TASK OBJECTIVE — Report each line of the data that includes the word "ylabel".

##############################

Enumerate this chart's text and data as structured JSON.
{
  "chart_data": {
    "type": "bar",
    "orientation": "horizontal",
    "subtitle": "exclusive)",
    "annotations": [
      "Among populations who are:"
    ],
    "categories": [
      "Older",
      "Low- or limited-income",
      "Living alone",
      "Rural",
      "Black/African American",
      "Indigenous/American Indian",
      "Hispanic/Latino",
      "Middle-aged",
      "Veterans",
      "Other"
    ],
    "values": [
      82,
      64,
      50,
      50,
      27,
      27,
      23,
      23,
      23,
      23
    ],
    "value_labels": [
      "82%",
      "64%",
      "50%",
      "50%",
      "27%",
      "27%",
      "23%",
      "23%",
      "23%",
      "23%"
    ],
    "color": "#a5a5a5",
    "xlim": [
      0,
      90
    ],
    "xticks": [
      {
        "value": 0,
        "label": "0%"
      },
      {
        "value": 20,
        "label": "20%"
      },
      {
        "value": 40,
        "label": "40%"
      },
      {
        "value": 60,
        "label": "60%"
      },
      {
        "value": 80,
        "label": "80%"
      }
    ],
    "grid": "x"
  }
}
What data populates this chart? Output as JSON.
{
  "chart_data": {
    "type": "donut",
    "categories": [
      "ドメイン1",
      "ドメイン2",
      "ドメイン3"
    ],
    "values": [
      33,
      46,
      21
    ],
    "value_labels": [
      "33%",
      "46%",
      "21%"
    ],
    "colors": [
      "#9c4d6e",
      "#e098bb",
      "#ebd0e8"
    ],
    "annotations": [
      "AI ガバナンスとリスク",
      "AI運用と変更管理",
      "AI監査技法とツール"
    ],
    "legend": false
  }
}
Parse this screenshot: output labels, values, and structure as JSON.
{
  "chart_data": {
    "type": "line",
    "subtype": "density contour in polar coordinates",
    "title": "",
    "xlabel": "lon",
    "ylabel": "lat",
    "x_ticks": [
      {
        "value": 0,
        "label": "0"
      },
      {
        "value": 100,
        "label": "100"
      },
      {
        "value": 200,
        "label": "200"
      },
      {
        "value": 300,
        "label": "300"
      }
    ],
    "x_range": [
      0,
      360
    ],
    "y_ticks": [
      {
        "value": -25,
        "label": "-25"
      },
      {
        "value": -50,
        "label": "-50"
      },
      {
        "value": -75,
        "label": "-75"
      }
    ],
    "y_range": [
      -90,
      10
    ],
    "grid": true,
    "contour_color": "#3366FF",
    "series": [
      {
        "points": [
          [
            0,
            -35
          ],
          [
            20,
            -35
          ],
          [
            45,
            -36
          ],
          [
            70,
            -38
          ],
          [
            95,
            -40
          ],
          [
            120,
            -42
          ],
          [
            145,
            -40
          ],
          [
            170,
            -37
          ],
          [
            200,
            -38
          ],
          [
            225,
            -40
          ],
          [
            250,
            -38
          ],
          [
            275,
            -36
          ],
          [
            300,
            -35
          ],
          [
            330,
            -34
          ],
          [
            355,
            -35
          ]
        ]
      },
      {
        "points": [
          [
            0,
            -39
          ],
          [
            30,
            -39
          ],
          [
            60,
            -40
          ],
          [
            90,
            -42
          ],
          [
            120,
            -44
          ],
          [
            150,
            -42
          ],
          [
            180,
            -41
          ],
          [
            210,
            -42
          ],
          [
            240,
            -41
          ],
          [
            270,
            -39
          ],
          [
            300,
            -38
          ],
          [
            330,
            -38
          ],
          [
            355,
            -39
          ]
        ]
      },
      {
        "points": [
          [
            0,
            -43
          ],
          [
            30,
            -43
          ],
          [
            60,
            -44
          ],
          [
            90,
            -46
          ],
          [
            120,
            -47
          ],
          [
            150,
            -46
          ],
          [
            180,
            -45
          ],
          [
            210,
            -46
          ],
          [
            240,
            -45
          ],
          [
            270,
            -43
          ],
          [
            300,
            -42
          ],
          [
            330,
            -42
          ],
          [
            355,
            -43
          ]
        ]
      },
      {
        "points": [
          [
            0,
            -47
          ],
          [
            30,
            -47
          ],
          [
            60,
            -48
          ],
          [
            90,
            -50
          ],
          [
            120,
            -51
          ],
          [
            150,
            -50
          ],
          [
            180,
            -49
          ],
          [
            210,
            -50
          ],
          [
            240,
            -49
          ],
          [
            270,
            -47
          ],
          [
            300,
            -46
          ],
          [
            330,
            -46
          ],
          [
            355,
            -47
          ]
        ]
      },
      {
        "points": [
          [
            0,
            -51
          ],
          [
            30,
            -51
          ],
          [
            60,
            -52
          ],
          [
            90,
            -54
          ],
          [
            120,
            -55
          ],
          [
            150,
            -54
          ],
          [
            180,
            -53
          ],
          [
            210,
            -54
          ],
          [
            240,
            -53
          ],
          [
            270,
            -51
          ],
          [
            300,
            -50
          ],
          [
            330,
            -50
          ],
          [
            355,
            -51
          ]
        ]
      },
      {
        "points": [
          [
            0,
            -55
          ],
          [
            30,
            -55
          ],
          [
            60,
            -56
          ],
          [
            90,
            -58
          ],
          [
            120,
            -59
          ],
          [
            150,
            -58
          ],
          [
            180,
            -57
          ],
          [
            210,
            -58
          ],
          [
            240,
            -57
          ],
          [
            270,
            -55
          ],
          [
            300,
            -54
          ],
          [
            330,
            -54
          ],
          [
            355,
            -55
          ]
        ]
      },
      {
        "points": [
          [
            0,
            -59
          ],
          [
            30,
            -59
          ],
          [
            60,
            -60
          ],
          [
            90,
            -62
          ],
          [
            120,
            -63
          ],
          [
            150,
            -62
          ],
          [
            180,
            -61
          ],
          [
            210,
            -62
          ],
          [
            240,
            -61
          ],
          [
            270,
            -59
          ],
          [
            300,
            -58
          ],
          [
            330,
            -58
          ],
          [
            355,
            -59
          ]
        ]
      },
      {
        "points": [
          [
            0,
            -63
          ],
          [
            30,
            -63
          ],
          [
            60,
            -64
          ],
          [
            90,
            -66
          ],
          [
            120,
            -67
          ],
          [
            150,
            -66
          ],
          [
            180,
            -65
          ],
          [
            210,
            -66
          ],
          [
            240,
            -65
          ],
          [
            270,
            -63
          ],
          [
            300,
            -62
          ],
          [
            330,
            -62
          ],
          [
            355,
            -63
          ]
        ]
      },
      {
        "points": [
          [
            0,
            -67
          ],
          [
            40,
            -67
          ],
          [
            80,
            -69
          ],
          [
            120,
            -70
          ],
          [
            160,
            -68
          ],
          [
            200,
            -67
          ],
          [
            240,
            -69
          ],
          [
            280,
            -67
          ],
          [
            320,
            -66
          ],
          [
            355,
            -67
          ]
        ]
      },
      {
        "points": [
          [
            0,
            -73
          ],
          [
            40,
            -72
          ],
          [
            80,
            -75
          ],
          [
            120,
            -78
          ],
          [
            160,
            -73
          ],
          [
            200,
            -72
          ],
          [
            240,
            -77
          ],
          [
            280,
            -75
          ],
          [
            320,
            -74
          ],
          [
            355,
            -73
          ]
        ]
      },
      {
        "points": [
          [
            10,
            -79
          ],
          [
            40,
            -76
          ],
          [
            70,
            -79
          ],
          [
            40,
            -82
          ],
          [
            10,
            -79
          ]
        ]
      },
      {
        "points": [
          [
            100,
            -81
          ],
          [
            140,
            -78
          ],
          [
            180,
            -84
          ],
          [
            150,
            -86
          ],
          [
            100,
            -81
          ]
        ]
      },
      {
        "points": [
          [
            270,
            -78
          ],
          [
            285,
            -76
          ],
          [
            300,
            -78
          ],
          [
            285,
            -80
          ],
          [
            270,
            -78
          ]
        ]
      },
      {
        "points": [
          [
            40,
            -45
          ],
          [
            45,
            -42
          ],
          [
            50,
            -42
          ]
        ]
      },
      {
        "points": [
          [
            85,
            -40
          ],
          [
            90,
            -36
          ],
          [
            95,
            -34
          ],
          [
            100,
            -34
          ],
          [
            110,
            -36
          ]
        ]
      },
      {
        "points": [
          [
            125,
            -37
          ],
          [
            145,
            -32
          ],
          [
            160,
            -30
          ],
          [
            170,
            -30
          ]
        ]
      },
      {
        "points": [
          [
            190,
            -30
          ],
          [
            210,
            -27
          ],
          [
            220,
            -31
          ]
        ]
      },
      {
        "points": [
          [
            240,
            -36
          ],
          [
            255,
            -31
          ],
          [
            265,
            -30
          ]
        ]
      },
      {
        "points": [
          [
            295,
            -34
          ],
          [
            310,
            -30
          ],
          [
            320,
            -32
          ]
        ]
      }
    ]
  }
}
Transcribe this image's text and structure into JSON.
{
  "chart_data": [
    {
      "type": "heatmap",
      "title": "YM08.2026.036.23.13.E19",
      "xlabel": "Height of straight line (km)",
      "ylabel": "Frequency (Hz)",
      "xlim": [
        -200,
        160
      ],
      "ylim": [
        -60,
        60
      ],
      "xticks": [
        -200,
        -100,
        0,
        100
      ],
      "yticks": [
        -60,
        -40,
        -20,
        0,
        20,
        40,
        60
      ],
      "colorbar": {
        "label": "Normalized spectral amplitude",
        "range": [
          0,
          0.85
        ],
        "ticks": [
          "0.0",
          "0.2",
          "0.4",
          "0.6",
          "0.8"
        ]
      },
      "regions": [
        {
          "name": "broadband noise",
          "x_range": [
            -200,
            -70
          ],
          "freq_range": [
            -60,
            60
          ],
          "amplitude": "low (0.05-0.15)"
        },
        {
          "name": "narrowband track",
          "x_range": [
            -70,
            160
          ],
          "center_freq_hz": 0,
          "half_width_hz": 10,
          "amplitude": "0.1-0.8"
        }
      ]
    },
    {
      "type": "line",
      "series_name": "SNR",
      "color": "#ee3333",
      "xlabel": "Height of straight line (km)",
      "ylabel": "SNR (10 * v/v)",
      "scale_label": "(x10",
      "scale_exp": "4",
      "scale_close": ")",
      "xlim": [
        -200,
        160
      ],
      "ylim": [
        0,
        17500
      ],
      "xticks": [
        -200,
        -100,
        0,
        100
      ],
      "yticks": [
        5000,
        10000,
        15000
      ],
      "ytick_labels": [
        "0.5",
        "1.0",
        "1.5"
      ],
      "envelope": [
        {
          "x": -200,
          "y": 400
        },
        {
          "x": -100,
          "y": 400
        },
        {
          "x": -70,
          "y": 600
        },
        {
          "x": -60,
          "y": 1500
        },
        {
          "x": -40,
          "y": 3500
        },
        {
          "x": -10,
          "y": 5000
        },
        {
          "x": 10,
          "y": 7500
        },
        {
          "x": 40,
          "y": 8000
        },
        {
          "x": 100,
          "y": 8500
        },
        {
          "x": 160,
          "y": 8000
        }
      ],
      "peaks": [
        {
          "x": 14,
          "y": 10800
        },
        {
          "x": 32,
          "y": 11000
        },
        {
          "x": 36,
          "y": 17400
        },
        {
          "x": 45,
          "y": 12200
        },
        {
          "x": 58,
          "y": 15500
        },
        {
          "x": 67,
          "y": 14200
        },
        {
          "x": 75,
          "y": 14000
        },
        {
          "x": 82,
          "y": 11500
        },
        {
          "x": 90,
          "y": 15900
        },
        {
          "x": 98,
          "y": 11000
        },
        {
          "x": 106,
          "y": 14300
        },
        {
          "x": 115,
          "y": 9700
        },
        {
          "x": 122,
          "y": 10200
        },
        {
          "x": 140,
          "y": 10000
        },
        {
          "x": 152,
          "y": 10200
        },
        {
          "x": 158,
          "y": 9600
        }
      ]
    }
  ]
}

##############################

EXERCISE RESPONSE —
    "ylabel": "lat",
      "ylabel": "Frequency (Hz)",
      "ylabel": "SNR (10 * v/v)",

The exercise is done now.